*Input material*
— Start —
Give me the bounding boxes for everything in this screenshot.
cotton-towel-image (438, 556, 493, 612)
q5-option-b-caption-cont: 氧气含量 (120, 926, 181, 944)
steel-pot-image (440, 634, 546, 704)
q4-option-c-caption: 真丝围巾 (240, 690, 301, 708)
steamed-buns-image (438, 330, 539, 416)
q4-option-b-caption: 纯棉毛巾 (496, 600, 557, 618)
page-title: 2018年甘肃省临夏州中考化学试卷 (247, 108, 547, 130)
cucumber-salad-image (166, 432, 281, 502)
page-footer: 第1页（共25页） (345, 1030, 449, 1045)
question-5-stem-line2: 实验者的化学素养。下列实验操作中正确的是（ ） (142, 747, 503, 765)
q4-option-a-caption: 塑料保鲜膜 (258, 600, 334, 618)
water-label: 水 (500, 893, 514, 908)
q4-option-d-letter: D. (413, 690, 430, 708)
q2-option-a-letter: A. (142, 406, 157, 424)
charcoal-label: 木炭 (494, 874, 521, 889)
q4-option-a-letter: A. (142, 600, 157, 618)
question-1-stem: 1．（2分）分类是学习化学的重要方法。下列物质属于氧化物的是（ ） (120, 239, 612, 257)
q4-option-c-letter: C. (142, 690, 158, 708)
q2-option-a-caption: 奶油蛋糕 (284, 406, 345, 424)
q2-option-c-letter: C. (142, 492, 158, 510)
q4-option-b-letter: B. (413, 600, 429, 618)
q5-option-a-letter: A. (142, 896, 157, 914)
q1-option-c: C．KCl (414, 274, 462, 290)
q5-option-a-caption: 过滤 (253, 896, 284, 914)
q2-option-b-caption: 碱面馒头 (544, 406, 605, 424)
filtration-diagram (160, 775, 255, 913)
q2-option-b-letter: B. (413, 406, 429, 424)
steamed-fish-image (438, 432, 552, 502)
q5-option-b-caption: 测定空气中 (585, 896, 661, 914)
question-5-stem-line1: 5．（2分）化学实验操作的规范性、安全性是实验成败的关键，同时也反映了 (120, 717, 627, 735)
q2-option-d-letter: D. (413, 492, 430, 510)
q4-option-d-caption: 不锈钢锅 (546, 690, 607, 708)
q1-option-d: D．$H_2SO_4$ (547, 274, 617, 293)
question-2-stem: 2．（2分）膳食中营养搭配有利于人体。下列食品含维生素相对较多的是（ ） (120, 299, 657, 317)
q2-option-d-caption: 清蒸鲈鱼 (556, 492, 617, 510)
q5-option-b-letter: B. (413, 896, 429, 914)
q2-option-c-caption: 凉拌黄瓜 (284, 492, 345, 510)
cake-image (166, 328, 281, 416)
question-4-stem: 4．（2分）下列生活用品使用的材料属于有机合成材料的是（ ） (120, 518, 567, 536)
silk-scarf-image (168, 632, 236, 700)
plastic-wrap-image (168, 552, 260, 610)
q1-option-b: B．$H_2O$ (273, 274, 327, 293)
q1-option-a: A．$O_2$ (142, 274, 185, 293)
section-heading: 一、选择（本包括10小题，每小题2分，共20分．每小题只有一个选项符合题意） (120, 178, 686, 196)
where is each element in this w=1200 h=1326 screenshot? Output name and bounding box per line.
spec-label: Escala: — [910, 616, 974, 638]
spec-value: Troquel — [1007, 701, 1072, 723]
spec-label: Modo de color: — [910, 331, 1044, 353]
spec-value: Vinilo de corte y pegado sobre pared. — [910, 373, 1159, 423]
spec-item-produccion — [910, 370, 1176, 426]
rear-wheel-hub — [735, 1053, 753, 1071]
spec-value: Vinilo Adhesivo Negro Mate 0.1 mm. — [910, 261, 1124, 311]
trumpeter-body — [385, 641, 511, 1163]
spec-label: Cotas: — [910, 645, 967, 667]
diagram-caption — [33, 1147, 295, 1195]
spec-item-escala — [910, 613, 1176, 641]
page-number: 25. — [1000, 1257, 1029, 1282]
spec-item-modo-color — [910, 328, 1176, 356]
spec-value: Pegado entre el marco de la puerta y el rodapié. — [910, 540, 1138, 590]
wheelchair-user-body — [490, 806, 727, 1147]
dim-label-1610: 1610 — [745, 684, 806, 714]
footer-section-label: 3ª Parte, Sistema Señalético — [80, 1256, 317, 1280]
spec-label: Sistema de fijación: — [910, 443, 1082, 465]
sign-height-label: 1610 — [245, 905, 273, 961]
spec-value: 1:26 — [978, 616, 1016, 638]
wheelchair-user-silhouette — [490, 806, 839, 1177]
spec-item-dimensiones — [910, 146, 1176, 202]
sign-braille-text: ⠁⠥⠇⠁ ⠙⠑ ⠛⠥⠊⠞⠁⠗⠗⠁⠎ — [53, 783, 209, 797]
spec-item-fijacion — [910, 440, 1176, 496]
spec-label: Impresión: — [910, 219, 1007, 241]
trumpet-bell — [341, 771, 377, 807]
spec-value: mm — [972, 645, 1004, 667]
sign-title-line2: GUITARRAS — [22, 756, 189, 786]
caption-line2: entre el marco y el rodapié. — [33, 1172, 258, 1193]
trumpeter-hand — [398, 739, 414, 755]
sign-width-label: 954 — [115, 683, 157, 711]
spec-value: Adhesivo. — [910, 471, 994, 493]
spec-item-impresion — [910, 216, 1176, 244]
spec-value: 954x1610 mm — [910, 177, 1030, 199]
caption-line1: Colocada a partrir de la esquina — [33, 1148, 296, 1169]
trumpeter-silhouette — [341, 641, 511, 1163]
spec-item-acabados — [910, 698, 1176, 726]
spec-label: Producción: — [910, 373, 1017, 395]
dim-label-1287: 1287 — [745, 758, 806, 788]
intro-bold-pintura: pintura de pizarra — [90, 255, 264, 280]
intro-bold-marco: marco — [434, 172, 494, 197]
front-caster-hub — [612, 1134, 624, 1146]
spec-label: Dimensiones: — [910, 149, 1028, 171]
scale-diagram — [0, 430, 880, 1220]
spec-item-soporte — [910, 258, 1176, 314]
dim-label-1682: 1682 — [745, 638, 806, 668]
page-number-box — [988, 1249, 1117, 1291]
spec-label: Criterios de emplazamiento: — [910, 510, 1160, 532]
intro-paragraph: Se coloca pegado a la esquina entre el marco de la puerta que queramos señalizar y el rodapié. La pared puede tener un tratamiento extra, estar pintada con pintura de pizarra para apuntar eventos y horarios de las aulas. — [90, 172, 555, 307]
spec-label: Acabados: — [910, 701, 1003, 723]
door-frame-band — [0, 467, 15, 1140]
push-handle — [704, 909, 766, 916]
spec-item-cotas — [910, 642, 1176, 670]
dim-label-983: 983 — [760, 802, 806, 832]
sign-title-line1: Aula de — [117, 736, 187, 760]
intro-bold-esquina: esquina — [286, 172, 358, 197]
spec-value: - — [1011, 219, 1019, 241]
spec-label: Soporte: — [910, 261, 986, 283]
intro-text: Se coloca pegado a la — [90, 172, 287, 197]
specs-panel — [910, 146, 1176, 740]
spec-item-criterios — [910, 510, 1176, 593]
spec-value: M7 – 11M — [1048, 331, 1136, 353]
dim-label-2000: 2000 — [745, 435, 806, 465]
— End —
*Work to do*
Write out the items above again, changing every "spec-label" to "spec-name" and leaving everything else unchanged.

*Completed task*
Give me the bounding boxes for everything in this screenshot.
cotton-towel-image (438, 556, 493, 612)
q5-option-b-caption-cont: 氧气含量 (120, 926, 181, 944)
steel-pot-image (440, 634, 546, 704)
q4-option-c-caption: 真丝围巾 (240, 690, 301, 708)
steamed-buns-image (438, 330, 539, 416)
q4-option-b-caption: 纯棉毛巾 (496, 600, 557, 618)
page-title: 2018年甘肃省临夏州中考化学试卷 (247, 108, 547, 130)
cucumber-salad-image (166, 432, 281, 502)
page-footer: 第1页（共25页） (345, 1030, 449, 1045)
question-5-stem-line2: 实验者的化学素养。下列实验操作中正确的是（ ） (142, 747, 503, 765)
q4-option-a-caption: 塑料保鲜膜 (258, 600, 334, 618)
water-label: 水 (500, 893, 514, 908)
q4-option-d-letter: D. (413, 690, 430, 708)
q2-option-a-letter: A. (142, 406, 157, 424)
charcoal-label: 木炭 (494, 874, 521, 889)
q4-option-a-letter: A. (142, 600, 157, 618)
question-1-stem: 1．（2分）分类是学习化学的重要方法。下列物质属于氧化物的是（ ） (120, 239, 612, 257)
q4-option-c-letter: C. (142, 690, 158, 708)
q2-option-a-caption: 奶油蛋糕 (284, 406, 345, 424)
q2-option-c-letter: C. (142, 492, 158, 510)
q4-option-b-letter: B. (413, 600, 429, 618)
q5-option-a-letter: A. (142, 896, 157, 914)
q1-option-c: C．KCl (414, 274, 462, 290)
q5-option-a-caption: 过滤 (253, 896, 284, 914)
q2-option-b-caption: 碱面馒头 (544, 406, 605, 424)
filtration-diagram (160, 775, 255, 913)
q2-option-b-letter: B. (413, 406, 429, 424)
steamed-fish-image (438, 432, 552, 502)
q5-option-b-caption: 测定空气中 (585, 896, 661, 914)
question-5-stem-line1: 5．（2分）化学实验操作的规范性、安全性是实验成败的关键，同时也反映了 (120, 717, 627, 735)
q2-option-d-letter: D. (413, 492, 430, 510)
q4-option-d-caption: 不锈钢锅 (546, 690, 607, 708)
q1-option-d: D．$H_2SO_4$ (547, 274, 617, 293)
question-2-stem: 2．（2分）膳食中营养搭配有利于人体。下列食品含维生素相对较多的是（ ） (120, 299, 657, 317)
q2-option-d-caption: 清蒸鲈鱼 (556, 492, 617, 510)
q5-option-b-letter: B. (413, 896, 429, 914)
q2-option-c-caption: 凉拌黄瓜 (284, 492, 345, 510)
cake-image (166, 328, 281, 416)
question-4-stem: 4．（2分）下列生活用品使用的材料属于有机合成材料的是（ ） (120, 518, 567, 536)
silk-scarf-image (168, 632, 236, 700)
plastic-wrap-image (168, 552, 260, 610)
q1-option-b: B．$H_2O$ (273, 274, 327, 293)
q1-option-a: A．$O_2$ (142, 274, 185, 293)
section-heading: 一、选择（本包括10小题，每小题2分，共20分．每小题只有一个选项符合题意） (120, 178, 686, 196)
where is each element in this w=1200 h=1326 screenshot? Output name and bounding box per line.
spec-name: Escala: — [910, 616, 974, 638]
spec-value: Troquel — [1007, 701, 1072, 723]
spec-name: Modo de color: — [910, 331, 1044, 353]
spec-value: Vinilo de corte y pegado sobre pared. — [910, 373, 1159, 423]
spec-item-produccion — [910, 370, 1176, 426]
rear-wheel-hub — [735, 1053, 753, 1071]
spec-value: Vinilo Adhesivo Negro Mate 0.1 mm. — [910, 261, 1124, 311]
trumpeter-body — [385, 641, 511, 1163]
spec-name: Cotas: — [910, 645, 967, 667]
diagram-caption — [33, 1147, 295, 1195]
spec-item-escala — [910, 613, 1176, 641]
page-number: 25. — [1000, 1257, 1029, 1282]
spec-item-modo-color — [910, 328, 1176, 356]
spec-value: Pegado entre el marco de la puerta y el rodapié. — [910, 540, 1138, 590]
wheelchair-user-body — [490, 806, 727, 1147]
dim-label-1610: 1610 — [745, 684, 806, 714]
footer-section-label: 3ª Parte, Sistema Señalético — [80, 1256, 317, 1280]
spec-name: Sistema de fijación: — [910, 443, 1082, 465]
sign-height-label: 1610 — [245, 905, 273, 961]
spec-value: 1:26 — [978, 616, 1016, 638]
wheelchair-user-silhouette — [490, 806, 839, 1177]
spec-item-dimensiones — [910, 146, 1176, 202]
sign-braille-text: ⠁⠥⠇⠁ ⠙⠑ ⠛⠥⠊⠞⠁⠗⠗⠁⠎ — [53, 783, 209, 797]
spec-item-fijacion — [910, 440, 1176, 496]
spec-name: Impresión: — [910, 219, 1007, 241]
trumpet-bell — [341, 771, 377, 807]
spec-value: mm — [972, 645, 1004, 667]
sign-title-line2: GUITARRAS — [22, 756, 189, 786]
caption-line2: entre el marco y el rodapié. — [33, 1172, 258, 1193]
trumpeter-hand — [398, 739, 414, 755]
sign-width-label: 954 — [115, 683, 157, 711]
spec-value: Adhesivo. — [910, 471, 994, 493]
spec-item-impresion — [910, 216, 1176, 244]
spec-value: 954x1610 mm — [910, 177, 1030, 199]
caption-line1: Colocada a partrir de la esquina — [33, 1148, 296, 1169]
trumpeter-silhouette — [341, 641, 511, 1163]
spec-item-acabados — [910, 698, 1176, 726]
spec-name: Producción: — [910, 373, 1017, 395]
dim-label-1287: 1287 — [745, 758, 806, 788]
intro-bold-pintura: pintura de pizarra — [90, 255, 264, 280]
intro-bold-marco: marco — [434, 172, 494, 197]
front-caster-hub — [612, 1134, 624, 1146]
spec-name: Dimensiones: — [910, 149, 1028, 171]
scale-diagram — [0, 430, 880, 1220]
spec-item-soporte — [910, 258, 1176, 314]
dim-label-1682: 1682 — [745, 638, 806, 668]
page-number-box — [988, 1249, 1117, 1291]
spec-name: Criterios de emplazamiento: — [910, 510, 1160, 532]
intro-paragraph: Se coloca pegado a la esquina entre el marco de la puerta que queramos señalizar y el rodapié. La pared puede tener un tratamiento extra, estar pintada con pintura de pizarra para apuntar eventos y horarios de las aulas. — [90, 172, 555, 307]
spec-name: Acabados: — [910, 701, 1003, 723]
door-frame-band — [0, 467, 15, 1140]
push-handle — [704, 909, 766, 916]
spec-item-cotas — [910, 642, 1176, 670]
dim-label-983: 983 — [760, 802, 806, 832]
sign-title-line1: Aula de — [117, 736, 187, 760]
intro-bold-esquina: esquina — [286, 172, 358, 197]
spec-value: - — [1011, 219, 1019, 241]
spec-name: Soporte: — [910, 261, 986, 283]
intro-text: Se coloca pegado a la — [90, 172, 287, 197]
specs-panel — [910, 146, 1176, 740]
spec-item-criterios — [910, 510, 1176, 593]
spec-value: M7 – 11M — [1048, 331, 1136, 353]
dim-label-2000: 2000 — [745, 435, 806, 465]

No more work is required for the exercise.